===== ITEMS
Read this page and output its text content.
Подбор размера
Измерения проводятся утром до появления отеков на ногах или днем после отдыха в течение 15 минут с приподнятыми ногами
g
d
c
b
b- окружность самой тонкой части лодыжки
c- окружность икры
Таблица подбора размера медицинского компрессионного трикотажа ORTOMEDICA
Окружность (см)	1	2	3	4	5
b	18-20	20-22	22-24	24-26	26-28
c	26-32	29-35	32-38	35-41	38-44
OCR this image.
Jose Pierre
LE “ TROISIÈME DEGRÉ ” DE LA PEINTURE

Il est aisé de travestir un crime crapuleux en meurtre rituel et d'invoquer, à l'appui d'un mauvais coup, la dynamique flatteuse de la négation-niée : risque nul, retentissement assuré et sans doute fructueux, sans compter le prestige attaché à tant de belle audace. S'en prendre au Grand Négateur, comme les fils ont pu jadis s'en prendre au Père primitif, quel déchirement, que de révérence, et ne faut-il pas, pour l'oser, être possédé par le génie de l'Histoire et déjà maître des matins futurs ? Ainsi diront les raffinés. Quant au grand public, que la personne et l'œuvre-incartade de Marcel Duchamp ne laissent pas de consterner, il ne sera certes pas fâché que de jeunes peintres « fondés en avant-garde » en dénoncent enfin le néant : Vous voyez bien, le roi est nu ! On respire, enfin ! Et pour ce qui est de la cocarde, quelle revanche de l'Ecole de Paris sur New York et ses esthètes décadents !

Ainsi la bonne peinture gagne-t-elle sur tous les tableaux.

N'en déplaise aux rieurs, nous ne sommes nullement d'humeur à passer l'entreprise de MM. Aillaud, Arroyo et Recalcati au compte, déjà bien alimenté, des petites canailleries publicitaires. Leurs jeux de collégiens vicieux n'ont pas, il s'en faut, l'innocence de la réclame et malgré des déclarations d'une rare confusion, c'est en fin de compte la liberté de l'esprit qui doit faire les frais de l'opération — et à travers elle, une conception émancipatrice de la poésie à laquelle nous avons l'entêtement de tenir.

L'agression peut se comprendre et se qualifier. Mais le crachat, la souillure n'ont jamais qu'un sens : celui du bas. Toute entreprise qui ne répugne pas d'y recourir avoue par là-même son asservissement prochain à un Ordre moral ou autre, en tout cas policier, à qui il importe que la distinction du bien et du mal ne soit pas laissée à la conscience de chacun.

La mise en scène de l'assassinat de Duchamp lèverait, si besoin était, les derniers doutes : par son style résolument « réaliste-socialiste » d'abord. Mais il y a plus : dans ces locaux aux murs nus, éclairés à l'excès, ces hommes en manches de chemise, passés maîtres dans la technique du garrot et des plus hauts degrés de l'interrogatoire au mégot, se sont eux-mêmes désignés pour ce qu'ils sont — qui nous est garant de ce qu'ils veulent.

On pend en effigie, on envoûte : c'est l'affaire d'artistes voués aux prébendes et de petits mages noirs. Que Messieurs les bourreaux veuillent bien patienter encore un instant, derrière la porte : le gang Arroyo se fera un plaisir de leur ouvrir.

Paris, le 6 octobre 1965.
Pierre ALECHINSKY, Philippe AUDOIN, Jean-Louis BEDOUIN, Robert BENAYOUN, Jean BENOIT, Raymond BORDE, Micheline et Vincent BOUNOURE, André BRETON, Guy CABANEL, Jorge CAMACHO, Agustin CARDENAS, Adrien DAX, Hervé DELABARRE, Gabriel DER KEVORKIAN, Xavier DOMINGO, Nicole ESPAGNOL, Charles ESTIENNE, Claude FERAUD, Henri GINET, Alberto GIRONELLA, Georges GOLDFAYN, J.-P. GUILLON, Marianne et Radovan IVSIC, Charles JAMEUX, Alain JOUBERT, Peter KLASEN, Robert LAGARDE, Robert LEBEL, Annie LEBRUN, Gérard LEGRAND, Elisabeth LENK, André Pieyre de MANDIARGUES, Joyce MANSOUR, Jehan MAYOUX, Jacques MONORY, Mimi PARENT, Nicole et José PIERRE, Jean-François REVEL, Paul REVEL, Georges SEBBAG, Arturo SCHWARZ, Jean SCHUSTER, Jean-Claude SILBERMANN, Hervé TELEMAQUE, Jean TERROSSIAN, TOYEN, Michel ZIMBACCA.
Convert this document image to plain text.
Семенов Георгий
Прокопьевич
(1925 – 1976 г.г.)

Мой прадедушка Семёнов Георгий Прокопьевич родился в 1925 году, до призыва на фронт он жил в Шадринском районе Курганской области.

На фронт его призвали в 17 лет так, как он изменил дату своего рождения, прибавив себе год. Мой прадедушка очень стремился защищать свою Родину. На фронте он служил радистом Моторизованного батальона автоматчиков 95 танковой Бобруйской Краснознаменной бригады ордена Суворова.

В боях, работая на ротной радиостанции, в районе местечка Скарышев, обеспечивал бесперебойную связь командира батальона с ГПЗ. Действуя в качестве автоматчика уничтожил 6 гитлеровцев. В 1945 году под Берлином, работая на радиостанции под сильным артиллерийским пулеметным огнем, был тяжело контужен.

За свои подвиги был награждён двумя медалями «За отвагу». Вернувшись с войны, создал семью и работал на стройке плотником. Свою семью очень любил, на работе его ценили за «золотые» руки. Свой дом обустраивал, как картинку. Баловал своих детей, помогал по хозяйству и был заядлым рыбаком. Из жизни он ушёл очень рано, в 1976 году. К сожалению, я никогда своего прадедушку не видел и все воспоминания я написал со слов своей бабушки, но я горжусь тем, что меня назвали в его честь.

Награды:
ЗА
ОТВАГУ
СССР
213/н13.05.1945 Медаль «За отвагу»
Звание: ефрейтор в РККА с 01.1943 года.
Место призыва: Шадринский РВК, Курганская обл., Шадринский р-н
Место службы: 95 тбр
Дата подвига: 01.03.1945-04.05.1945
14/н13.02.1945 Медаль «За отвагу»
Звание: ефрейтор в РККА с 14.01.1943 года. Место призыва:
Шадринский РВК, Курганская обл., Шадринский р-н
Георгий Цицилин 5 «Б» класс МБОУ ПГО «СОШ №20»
==========
* **WORK REQUIRED**:
Copy out the material above in its entirety. Every detail must match.

* **TASK RESULT**:
Read this page and output its text content.
Подбор размера
Измерения проводятся утром до появления отеков на ногах или днем после отдыха в течение 15 минут с приподнятыми ногами
g
d
c
b
b- окружность самой тонкой части лодыжки
c- окружность икры
Таблица подбора размера медицинского компрессионного трикотажа ORTOMEDICA
Окружность (см)	1	2	3	4	5
b	18-20	20-22	22-24	24-26	26-28
c	26-32	29-35	32-38	35-41	38-44
OCR this image.
Jose Pierre
LE “ TROISIÈME DEGRÉ ” DE LA PEINTURE

Il est aisé de travestir un crime crapuleux en meurtre rituel et d'invoquer, à l'appui d'un mauvais coup, la dynamique flatteuse de la négation-niée : risque nul, retentissement assuré et sans doute fructueux, sans compter le prestige attaché à tant de belle audace. S'en prendre au Grand Négateur, comme les fils ont pu jadis s'en prendre au Père primitif, quel déchirement, que de révérence, et ne faut-il pas, pour l'oser, être possédé par le génie de l'Histoire et déjà maître des matins futurs ? Ainsi diront les raffinés. Quant au grand public, que la personne et l'œuvre-incartade de Marcel Duchamp ne laissent pas de consterner, il ne sera certes pas fâché que de jeunes peintres « fondés en avant-garde » en dénoncent enfin le néant : Vous voyez bien, le roi est nu ! On respire, enfin ! Et pour ce qui est de la cocarde, quelle revanche de l'Ecole de Paris sur New York et ses esthètes décadents !

Ainsi la bonne peinture gagne-t-elle sur tous les tableaux.

N'en déplaise aux rieurs, nous ne sommes nullement d'humeur à passer l'entreprise de MM. Aillaud, Arroyo et Recalcati au compte, déjà bien alimenté, des petites canailleries publicitaires. Leurs jeux de collégiens vicieux n'ont pas, il s'en faut, l'innocence de la réclame et malgré des déclarations d'une rare confusion, c'est en fin de compte la liberté de l'esprit qui doit faire les frais de l'opération — et à travers elle, une conception émancipatrice de la poésie à laquelle nous avons l'entêtement de tenir.

L'agression peut se comprendre et se qualifier. Mais le crachat, la souillure n'ont jamais qu'un sens : celui du bas. Toute entreprise qui ne répugne pas d'y recourir avoue par là-même son asservissement prochain à un Ordre moral ou autre, en tout cas policier, à qui il importe que la distinction du bien et du mal ne soit pas laissée à la conscience de chacun.

La mise en scène de l'assassinat de Duchamp lèverait, si besoin était, les derniers doutes : par son style résolument « réaliste-socialiste » d'abord. Mais il y a plus : dans ces locaux aux murs nus, éclairés à l'excès, ces hommes en manches de chemise, passés maîtres dans la technique du garrot et des plus hauts degrés de l'interrogatoire au mégot, se sont eux-mêmes désignés pour ce qu'ils sont — qui nous est garant de ce qu'ils veulent.

On pend en effigie, on envoûte : c'est l'affaire d'artistes voués aux prébendes et de petits mages noirs. Que Messieurs les bourreaux veuillent bien patienter encore un instant, derrière la porte : le gang Arroyo se fera un plaisir de leur ouvrir.

Paris, le 6 octobre 1965.
Pierre ALECHINSKY, Philippe AUDOIN, Jean-Louis BEDOUIN, Robert BENAYOUN, Jean BENOIT, Raymond BORDE, Micheline et Vincent BOUNOURE, André BRETON, Guy CABANEL, Jorge CAMACHO, Agustin CARDENAS, Adrien DAX, Hervé DELABARRE, Gabriel DER KEVORKIAN, Xavier DOMINGO, Nicole ESPAGNOL, Charles ESTIENNE, Claude FERAUD, Henri GINET, Alberto GIRONELLA, Georges GOLDFAYN, J.-P. GUILLON, Marianne et Radovan IVSIC, Charles JAMEUX, Alain JOUBERT, Peter KLASEN, Robert LAGARDE, Robert LEBEL, Annie LEBRUN, Gérard LEGRAND, Elisabeth LENK, André Pieyre de MANDIARGUES, Joyce MANSOUR, Jehan MAYOUX, Jacques MONORY, Mimi PARENT, Nicole et José PIERRE, Jean-François REVEL, Paul REVEL, Georges SEBBAG, Arturo SCHWARZ, Jean SCHUSTER, Jean-Claude SILBERMANN, Hervé TELEMAQUE, Jean TERROSSIAN, TOYEN, Michel ZIMBACCA.
Convert this document image to plain text.
Семенов Георгий
Прокопьевич
(1925 – 1976 г.г.)

Мой прадедушка Семёнов Георгий Прокопьевич родился в 1925 году, до призыва на фронт он жил в Шадринском районе Курганской области.

На фронт его призвали в 17 лет так, как он изменил дату своего рождения, прибавив себе год. Мой прадедушка очень стремился защищать свою Родину. На фронте он служил радистом Моторизованного батальона автоматчиков 95 танковой Бобруйской Краснознаменной бригады ордена Суворова.

В боях, работая на ротной радиостанции, в районе местечка Скарышев, обеспечивал бесперебойную связь командира батальона с ГПЗ. Действуя в качестве автоматчика уничтожил 6 гитлеровцев. В 1945 году под Берлином, работая на радиостанции под сильным артиллерийским пулеметным огнем, был тяжело контужен.

За свои подвиги был награждён двумя медалями «За отвагу». Вернувшись с войны, создал семью и работал на стройке плотником. Свою семью очень любил, на работе его ценили за «золотые» руки. Свой дом обустраивал, как картинку. Баловал своих детей, помогал по хозяйству и был заядлым рыбаком. Из жизни он ушёл очень рано, в 1976 году. К сожалению, я никогда своего прадедушку не видел и все воспоминания я написал со слов своей бабушки, но я горжусь тем, что меня назвали в его честь.

Награды:
ЗА
ОТВАГУ
СССР
213/н13.05.1945 Медаль «За отвагу»
Звание: ефрейтор в РККА с 01.1943 года.
Место призыва: Шадринский РВК, Курганская обл., Шадринский р-н
Место службы: 95 тбр
Дата подвига: 01.03.1945-04.05.1945
14/н13.02.1945 Медаль «За отвагу»
Звание: ефрейтор в РККА с 14.01.1943 года. Место призыва:
Шадринский РВК, Курганская обл., Шадринский р-н
Георгий Цицилин 5 «Б» класс МБОУ ПГО «СОШ №20»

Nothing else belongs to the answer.